## TASK GOAL
The records below should be written out again, exactly.
+---+
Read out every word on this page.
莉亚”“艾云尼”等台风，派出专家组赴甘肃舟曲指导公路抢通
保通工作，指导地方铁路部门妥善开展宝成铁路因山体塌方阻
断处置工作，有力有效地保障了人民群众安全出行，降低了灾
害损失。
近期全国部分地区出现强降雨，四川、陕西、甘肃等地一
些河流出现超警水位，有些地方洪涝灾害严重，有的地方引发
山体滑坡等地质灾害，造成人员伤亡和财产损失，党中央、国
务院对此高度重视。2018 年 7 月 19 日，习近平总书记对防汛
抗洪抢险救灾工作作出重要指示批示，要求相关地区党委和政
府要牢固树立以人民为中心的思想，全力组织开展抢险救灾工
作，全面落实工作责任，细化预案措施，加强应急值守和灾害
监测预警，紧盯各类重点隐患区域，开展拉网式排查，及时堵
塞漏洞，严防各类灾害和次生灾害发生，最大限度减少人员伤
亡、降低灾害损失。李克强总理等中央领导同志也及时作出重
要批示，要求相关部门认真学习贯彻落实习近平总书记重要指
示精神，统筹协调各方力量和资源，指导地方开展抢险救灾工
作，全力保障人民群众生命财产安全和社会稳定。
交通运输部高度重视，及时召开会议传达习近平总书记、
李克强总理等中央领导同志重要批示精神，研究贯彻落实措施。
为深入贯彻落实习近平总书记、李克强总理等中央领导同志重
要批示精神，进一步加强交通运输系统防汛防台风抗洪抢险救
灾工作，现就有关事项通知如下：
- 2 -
+---+
## WORKED ANSWER
Read out every word on this page.
莉亚”“艾云尼”等台风，派出专家组赴甘肃舟曲指导公路抢通
保通工作，指导地方铁路部门妥善开展宝成铁路因山体塌方阻
断处置工作，有力有效地保障了人民群众安全出行，降低了灾
害损失。
近期全国部分地区出现强降雨，四川、陕西、甘肃等地一
些河流出现超警水位，有些地方洪涝灾害严重，有的地方引发
山体滑坡等地质灾害，造成人员伤亡和财产损失，党中央、国
务院对此高度重视。2018 年 7 月 19 日，习近平总书记对防汛
抗洪抢险救灾工作作出重要指示批示，要求相关地区党委和政
府要牢固树立以人民为中心的思想，全力组织开展抢险救灾工
作，全面落实工作责任，细化预案措施，加强应急值守和灾害
监测预警，紧盯各类重点隐患区域，开展拉网式排查，及时堵
塞漏洞，严防各类灾害和次生灾害发生，最大限度减少人员伤
亡、降低灾害损失。李克强总理等中央领导同志也及时作出重
要批示，要求相关部门认真学习贯彻落实习近平总书记重要指
示精神，统筹协调各方力量和资源，指导地方开展抢险救灾工
作，全力保障人民群众生命财产安全和社会稳定。
交通运输部高度重视，及时召开会议传达习近平总书记、
李克强总理等中央领导同志重要批示精神，研究贯彻落实措施。
为深入贯彻落实习近平总书记、李克强总理等中央领导同志重
要批示精神，进一步加强交通运输系统防汛防台风抗洪抢险救
灾工作，现就有关事项通知如下：
- 2 -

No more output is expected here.